__Work instructions__
Pick out each line in these entries that contains the string "this".

[Collected data]
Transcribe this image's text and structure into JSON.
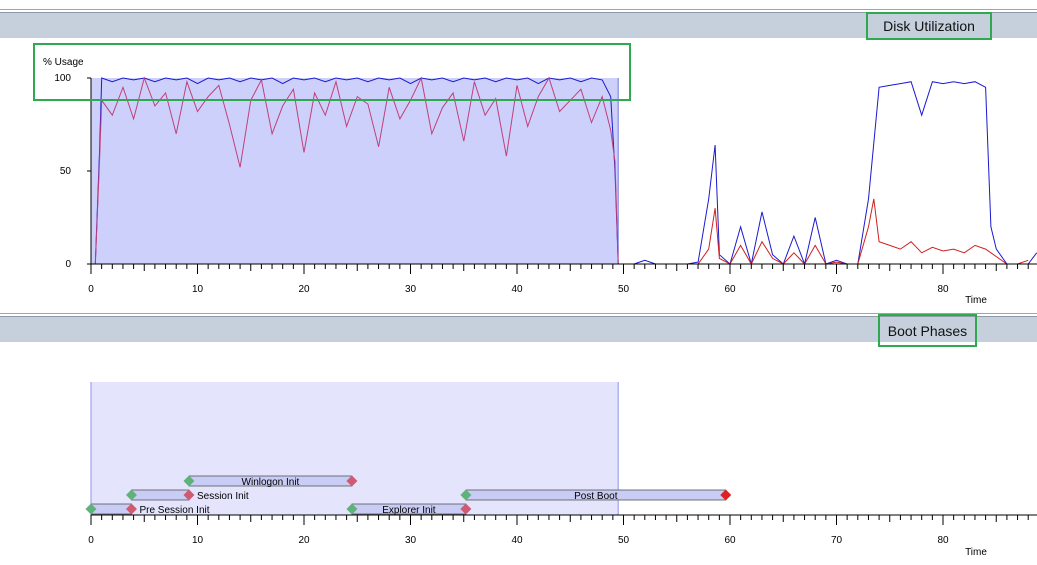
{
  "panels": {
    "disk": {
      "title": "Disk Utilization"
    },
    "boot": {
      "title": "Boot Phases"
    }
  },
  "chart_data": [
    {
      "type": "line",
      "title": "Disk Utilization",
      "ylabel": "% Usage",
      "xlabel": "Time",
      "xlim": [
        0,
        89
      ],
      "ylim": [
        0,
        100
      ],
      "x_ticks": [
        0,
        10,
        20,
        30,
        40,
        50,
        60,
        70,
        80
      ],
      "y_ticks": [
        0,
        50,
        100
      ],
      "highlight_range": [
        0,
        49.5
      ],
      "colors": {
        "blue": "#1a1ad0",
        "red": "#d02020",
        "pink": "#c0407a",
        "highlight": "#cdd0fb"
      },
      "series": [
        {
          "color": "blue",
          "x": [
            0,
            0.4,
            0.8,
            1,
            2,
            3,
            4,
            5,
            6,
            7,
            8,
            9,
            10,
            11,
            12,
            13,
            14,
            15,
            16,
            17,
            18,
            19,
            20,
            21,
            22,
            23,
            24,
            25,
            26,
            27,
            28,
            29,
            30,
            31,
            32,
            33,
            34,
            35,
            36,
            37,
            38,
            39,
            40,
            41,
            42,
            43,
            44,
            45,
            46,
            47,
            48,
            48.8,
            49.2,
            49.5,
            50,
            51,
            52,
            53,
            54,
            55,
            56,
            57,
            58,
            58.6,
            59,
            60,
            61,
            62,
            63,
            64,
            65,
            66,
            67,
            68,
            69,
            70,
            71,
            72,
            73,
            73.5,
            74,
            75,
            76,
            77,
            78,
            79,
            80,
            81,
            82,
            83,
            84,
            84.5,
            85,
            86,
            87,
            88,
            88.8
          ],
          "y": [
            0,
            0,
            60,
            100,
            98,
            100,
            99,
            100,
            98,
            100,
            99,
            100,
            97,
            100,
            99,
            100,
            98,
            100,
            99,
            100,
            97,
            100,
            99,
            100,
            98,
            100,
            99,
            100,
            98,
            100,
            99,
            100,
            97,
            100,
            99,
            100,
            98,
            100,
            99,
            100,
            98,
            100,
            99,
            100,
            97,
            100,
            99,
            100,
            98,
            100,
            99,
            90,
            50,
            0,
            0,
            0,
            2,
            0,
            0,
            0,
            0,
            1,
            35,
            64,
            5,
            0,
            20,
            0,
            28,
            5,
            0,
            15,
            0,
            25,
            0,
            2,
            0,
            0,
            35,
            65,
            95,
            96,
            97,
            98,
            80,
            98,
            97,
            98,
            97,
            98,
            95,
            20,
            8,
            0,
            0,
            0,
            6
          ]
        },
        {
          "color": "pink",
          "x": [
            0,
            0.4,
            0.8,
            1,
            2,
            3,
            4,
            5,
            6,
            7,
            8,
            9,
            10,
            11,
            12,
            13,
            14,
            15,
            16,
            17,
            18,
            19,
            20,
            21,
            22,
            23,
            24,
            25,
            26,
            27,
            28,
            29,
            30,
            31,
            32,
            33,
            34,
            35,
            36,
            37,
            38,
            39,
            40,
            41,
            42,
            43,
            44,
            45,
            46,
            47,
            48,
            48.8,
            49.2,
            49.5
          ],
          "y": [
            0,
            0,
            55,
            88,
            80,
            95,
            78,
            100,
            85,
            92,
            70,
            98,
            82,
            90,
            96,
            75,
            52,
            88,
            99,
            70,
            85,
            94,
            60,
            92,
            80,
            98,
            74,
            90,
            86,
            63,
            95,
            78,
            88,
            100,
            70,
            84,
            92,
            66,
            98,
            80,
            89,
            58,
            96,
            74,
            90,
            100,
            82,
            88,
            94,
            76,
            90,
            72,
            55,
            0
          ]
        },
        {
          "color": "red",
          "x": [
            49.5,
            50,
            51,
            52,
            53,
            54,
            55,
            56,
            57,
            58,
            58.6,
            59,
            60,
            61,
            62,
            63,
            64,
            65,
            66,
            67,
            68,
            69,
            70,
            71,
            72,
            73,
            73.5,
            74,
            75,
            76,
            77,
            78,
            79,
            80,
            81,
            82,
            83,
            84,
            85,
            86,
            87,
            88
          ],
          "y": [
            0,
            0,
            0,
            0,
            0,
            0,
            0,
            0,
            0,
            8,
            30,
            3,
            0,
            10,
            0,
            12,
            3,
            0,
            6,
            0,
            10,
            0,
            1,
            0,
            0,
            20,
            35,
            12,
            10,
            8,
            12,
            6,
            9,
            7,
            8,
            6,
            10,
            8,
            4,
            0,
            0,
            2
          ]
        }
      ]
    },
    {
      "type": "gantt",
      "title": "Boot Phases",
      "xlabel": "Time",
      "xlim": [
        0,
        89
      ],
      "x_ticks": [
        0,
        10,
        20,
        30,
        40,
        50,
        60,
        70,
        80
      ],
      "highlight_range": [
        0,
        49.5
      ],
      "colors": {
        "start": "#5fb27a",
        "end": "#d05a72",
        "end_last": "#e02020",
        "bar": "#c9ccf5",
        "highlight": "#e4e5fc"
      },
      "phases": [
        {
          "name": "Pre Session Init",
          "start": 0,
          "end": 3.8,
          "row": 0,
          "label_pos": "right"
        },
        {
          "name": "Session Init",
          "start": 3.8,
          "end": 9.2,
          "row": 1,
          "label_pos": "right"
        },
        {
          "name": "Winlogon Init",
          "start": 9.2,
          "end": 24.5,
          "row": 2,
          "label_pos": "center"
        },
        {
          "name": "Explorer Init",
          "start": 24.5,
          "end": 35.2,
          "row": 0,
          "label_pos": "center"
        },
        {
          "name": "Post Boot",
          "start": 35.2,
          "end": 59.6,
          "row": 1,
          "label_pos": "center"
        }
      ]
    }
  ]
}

---

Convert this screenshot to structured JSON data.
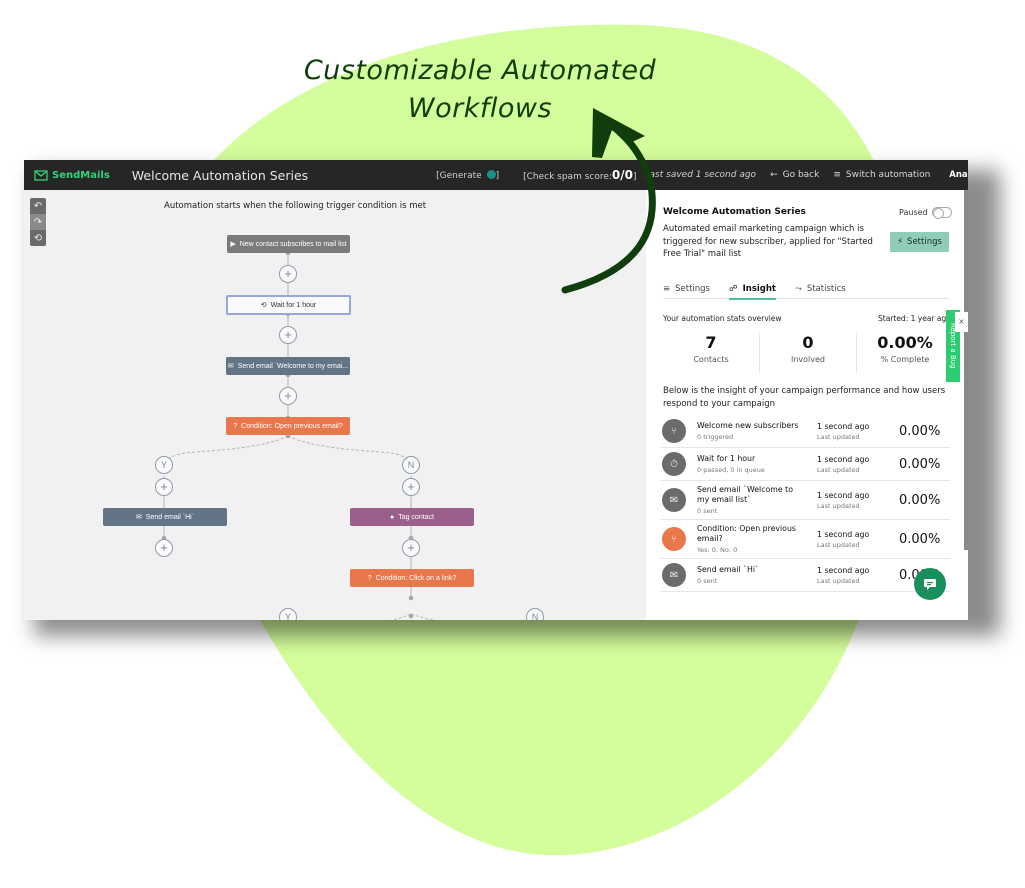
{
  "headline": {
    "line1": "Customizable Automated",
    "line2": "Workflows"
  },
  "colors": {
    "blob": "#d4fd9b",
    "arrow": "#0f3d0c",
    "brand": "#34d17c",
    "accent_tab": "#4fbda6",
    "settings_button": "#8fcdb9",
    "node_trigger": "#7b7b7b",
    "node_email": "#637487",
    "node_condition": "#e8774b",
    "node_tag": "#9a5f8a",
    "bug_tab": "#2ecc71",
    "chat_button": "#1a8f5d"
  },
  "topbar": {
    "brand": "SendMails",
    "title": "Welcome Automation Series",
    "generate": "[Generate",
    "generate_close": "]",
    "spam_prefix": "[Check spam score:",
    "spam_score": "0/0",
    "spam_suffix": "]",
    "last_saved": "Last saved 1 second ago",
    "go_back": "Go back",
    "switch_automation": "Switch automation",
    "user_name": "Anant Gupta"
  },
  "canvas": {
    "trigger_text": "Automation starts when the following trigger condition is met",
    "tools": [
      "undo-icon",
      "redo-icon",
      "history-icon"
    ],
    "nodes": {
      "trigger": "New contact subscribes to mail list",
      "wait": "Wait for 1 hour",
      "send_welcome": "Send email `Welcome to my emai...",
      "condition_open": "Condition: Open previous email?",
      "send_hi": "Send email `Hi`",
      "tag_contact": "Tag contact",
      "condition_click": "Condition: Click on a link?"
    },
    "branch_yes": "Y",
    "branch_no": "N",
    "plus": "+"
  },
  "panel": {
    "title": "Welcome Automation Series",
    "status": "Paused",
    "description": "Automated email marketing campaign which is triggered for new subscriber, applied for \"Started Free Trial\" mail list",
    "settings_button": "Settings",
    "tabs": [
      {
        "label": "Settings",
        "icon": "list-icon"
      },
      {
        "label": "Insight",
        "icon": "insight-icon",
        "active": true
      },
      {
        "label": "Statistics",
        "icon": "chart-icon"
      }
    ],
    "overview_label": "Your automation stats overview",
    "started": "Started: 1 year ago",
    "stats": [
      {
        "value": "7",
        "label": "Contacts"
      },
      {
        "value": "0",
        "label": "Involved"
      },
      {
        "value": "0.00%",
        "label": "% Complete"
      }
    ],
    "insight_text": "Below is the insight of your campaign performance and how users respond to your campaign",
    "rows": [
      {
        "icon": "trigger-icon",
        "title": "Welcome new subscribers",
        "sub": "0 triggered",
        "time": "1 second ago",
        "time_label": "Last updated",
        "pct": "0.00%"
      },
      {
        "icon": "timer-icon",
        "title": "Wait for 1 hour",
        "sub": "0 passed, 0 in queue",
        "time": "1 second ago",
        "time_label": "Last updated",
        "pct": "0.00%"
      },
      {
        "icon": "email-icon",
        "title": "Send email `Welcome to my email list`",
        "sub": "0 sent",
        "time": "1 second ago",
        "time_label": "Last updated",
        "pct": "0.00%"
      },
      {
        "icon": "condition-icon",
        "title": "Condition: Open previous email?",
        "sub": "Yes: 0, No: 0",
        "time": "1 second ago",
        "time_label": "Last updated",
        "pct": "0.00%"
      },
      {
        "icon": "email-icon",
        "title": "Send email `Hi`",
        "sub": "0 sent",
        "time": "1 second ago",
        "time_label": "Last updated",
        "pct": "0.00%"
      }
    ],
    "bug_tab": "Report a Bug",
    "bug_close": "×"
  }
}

__Reply to the exercise__
Transcribe this image's text and structure into JSON.
Convert this screenshot to structured JSON data.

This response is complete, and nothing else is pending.